⟨

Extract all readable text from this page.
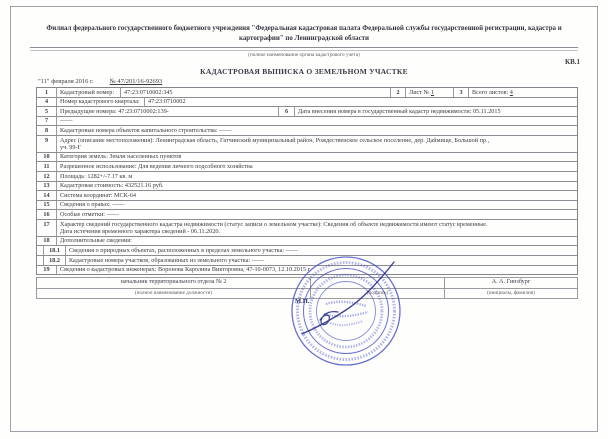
Филиал федерального государственного бюджетного учреждения "Федеральная кадастровая палата Федеральной службы государственной регистрации, кадастра и картографии" по Ленинградской области
(полное наименование органа кадастрового учета)
КВ.1
КАДАСТРОВАЯ ВЫПИСКА О ЗЕМЕЛЬНОМ УЧАСТКЕ
"11" февраля 2016 г. № 47/201/16-92693
1	Кадастровый номер:	47:23:0710002:345	2	Лист № 1	3	Всего листов: 4
4	Номер кадастрового квартала:	47:23:0710002
5	Предыдущие номера: 47:23:0710002:139-	6	Дата внесения номера в государственный кадастр недвижимости: 05.11.2015
7	——
8	Кадастровые номера объектов капитального строительства: ——
9	Адрес (описание местоположения): Ленинградская область, Гатчинский муниципальный район, Рождественское сельское поселение, дер. Даймище, Большой пр.,
уч. 99-Г
10	Категория земель: Земли населенных пунктов
11	Разрешенное использование: Для ведения личного подсобного хозяйства
12	Площадь: 1282+/-7.17 кв. м
13	Кадастровая стоимость: 432521.16 руб.
14	Система координат: МСК-64
15	Сведения о правах: ——
16	Особые отметки: ——
17	Характер сведений государственного кадастра недвижимости (статус записи о земельном участке): Сведения об объекте недвижимости имеют статус временные.
Дата истечения временного характера сведений - 06.11.2020.
18	Дополнительные сведения:
18.1	Сведения о природных объектах, расположенных в пределах земельного участка: ——
18.2	Кадастровые номера участков, образованных из земельного участка: ——
19	Сведения о кадастровых инженерах: Воронова Каролина Викторовна, 47-10-0073, 12.10.2015 г.
начальник территориального отдела № 2	А. А. Гинзбург
(полное наименование должности)	(подпись)	(инициалы, фамилия)
М.П.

⟩

**TASK INSTRUCTIONS**
Look over the listing above. Pick out and copy every line that includes "земельного".

**SOLVED EXERCISE**
18.1	Сведения о природных объектах, расположенных в пределах земельного участка: ——
18.2	Кадастровые номера участков, образованных из земельного участка: ——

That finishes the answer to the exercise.